> _GOAL_: Copy out each line of the data that holds the word "values".

> _SUPPLIED INFORMATION_:

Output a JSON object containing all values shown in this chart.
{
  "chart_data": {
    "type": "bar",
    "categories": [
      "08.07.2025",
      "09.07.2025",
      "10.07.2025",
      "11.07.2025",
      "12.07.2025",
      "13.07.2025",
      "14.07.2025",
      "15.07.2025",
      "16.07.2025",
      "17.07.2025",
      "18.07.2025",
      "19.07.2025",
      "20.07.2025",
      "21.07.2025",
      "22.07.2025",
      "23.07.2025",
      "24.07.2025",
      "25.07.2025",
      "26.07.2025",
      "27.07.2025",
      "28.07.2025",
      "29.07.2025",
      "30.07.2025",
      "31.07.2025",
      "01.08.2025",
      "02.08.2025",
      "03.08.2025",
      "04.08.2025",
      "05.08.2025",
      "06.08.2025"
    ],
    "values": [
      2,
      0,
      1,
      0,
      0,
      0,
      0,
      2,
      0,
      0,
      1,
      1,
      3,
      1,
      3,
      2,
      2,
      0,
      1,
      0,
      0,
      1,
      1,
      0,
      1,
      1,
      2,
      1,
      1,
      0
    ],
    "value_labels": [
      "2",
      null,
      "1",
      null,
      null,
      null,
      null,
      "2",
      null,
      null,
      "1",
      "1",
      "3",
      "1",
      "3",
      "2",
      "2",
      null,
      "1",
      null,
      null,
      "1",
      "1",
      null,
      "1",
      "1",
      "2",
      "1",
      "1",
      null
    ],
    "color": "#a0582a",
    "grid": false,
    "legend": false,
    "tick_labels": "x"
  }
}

> _ANSWER TO THIS EXERCISE_:
Output a JSON object containing all values shown in this chart.
    "values": [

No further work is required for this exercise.